### Written exercise
Would you restate all the data that follows, word for word?

### Extracted information
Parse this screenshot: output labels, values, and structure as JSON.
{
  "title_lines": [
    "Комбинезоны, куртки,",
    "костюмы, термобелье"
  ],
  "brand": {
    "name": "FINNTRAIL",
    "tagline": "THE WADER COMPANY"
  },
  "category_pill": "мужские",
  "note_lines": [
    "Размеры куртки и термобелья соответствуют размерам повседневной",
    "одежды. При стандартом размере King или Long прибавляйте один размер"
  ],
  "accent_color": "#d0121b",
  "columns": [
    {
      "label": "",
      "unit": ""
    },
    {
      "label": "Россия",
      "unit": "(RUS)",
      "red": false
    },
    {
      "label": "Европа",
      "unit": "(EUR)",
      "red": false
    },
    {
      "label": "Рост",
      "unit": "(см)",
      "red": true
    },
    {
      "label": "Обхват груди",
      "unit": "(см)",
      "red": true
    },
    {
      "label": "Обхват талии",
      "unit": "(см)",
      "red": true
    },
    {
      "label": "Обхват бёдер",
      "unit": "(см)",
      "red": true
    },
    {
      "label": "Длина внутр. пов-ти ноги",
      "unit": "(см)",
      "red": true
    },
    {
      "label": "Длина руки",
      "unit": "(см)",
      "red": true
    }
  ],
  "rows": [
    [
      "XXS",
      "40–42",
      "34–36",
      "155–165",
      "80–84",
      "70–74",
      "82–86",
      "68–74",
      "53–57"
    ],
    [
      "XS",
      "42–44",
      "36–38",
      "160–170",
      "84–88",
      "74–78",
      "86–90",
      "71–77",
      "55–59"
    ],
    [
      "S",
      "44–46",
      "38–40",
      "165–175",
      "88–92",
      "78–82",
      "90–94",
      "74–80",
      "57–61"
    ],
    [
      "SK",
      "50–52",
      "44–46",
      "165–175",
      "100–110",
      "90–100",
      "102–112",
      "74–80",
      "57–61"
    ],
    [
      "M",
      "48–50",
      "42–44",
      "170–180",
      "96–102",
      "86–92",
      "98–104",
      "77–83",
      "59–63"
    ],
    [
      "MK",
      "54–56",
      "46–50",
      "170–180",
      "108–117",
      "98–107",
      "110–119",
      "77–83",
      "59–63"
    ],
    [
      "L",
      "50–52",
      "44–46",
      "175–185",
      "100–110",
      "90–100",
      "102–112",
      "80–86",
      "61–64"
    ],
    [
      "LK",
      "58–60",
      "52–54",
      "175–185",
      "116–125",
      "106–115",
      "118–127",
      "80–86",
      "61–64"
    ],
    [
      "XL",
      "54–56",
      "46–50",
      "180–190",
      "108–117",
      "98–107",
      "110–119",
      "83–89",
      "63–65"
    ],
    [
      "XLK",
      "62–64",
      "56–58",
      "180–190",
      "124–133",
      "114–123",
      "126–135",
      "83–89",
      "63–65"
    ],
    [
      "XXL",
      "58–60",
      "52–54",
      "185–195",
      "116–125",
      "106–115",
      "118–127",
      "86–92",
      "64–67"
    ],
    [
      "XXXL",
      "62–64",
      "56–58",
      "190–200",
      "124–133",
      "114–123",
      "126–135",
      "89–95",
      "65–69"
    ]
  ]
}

### Completed task
Parse this screenshot: output labels, values, and structure as JSON.
{
  "title_lines": [
    "Комбинезоны, куртки,",
    "костюмы, термобелье"
  ],
  "brand": {
    "name": "FINNTRAIL",
    "tagline": "THE WADER COMPANY"
  },
  "category_pill": "мужские",
  "note_lines": [
    "Размеры куртки и термобелья соответствуют размерам повседневной",
    "одежды. При стандартом размере King или Long прибавляйте один размер"
  ],
  "accent_color": "#d0121b",
  "columns": [
    {
      "label": "",
      "unit": ""
    },
    {
      "label": "Россия",
      "unit": "(RUS)",
      "red": false
    },
    {
      "label": "Европа",
      "unit": "(EUR)",
      "red": false
    },
    {
      "label": "Рост",
      "unit": "(см)",
      "red": true
    },
    {
      "label": "Обхват груди",
      "unit": "(см)",
      "red": true
    },
    {
      "label": "Обхват талии",
      "unit": "(см)",
      "red": true
    },
    {
      "label": "Обхват бёдер",
      "unit": "(см)",
      "red": true
    },
    {
      "label": "Длина внутр. пов-ти ноги",
      "unit": "(см)",
      "red": true
    },
    {
      "label": "Длина руки",
      "unit": "(см)",
      "red": true
    }
  ],
  "rows": [
    [
      "XXS",
      "40–42",
      "34–36",
      "155–165",
      "80–84",
      "70–74",
      "82–86",
      "68–74",
      "53–57"
    ],
    [
      "XS",
      "42–44",
      "36–38",
      "160–170",
      "84–88",
      "74–78",
      "86–90",
      "71–77",
      "55–59"
    ],
    [
      "S",
      "44–46",
      "38–40",
      "165–175",
      "88–92",
      "78–82",
      "90–94",
      "74–80",
      "57–61"
    ],
    [
      "SK",
      "50–52",
      "44–46",
      "165–175",
      "100–110",
      "90–100",
      "102–112",
      "74–80",
      "57–61"
    ],
    [
      "M",
      "48–50",
      "42–44",
      "170–180",
      "96–102",
      "86–92",
      "98–104",
      "77–83",
      "59–63"
    ],
    [
      "MK",
      "54–56",
      "46–50",
      "170–180",
      "108–117",
      "98–107",
      "110–119",
      "77–83",
      "59–63"
    ],
    [
      "L",
      "50–52",
      "44–46",
      "175–185",
      "100–110",
      "90–100",
      "102–112",
      "80–86",
      "61–64"
    ],
    [
      "LK",
      "58–60",
      "52–54",
      "175–185",
      "116–125",
      "106–115",
      "118–127",
      "80–86",
      "61–64"
    ],
    [
      "XL",
      "54–56",
      "46–50",
      "180–190",
      "108–117",
      "98–107",
      "110–119",
      "83–89",
      "63–65"
    ],
    [
      "XLK",
      "62–64",
      "56–58",
      "180–190",
      "124–133",
      "114–123",
      "126–135",
      "83–89",
      "63–65"
    ],
    [
      "XXL",
      "58–60",
      "52–54",
      "185–195",
      "116–125",
      "106–115",
      "118–127",
      "86–92",
      "64–67"
    ],
    [
      "XXXL",
      "62–64",
      "56–58",
      "190–200",
      "124–133",
      "114–123",
      "126–135",
      "89–95",
      "65–69"
    ]
  ]
}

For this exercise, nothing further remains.